[Begin]

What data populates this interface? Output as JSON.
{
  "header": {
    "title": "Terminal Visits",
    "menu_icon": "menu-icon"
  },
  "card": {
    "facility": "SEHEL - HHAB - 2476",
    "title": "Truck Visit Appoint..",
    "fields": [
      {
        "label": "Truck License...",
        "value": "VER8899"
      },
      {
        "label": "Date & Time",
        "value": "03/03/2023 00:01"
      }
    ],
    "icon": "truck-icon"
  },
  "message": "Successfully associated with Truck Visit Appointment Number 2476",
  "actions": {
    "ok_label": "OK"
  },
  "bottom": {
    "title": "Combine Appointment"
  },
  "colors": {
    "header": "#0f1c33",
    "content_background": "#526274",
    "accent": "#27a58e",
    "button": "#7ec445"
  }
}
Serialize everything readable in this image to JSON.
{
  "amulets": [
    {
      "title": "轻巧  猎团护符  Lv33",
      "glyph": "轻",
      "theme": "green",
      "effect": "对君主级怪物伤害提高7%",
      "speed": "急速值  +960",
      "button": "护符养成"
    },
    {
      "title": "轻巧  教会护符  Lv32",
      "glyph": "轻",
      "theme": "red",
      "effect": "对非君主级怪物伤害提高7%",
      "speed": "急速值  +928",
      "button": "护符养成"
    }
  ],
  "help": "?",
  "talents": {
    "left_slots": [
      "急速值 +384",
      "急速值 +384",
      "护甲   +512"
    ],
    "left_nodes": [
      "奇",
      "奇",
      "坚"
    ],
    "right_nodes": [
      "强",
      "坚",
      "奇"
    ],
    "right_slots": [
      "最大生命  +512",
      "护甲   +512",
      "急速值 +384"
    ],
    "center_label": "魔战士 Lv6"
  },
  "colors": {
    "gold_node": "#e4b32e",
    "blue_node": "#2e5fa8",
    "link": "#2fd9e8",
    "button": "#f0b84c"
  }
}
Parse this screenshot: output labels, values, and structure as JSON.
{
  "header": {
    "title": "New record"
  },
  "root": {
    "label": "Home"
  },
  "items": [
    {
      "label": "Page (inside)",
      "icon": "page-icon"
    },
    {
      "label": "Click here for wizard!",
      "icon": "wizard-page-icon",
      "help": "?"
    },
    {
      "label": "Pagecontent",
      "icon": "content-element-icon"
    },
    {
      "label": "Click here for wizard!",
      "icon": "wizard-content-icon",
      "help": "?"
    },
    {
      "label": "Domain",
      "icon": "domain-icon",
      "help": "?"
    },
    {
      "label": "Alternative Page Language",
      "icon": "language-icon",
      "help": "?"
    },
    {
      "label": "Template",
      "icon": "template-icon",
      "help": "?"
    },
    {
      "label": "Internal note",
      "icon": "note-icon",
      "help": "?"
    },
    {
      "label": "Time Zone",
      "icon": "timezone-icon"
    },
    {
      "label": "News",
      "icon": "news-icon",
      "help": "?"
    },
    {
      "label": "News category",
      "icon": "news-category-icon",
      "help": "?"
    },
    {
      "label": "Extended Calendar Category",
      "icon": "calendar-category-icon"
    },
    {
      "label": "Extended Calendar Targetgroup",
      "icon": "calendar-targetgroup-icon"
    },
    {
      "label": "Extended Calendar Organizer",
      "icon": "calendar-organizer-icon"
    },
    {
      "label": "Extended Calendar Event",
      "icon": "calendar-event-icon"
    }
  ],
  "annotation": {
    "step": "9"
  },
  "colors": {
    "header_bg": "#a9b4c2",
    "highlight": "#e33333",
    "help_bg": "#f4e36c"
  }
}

[End]

** DIRECTIVE **
Select and copy every line from the records that includes the word "effect".

** PROBLEM SOLUTION **
      "effect": "对君主级怪物伤害提高7%",
      "effect": "对非君主级怪物伤害提高7%",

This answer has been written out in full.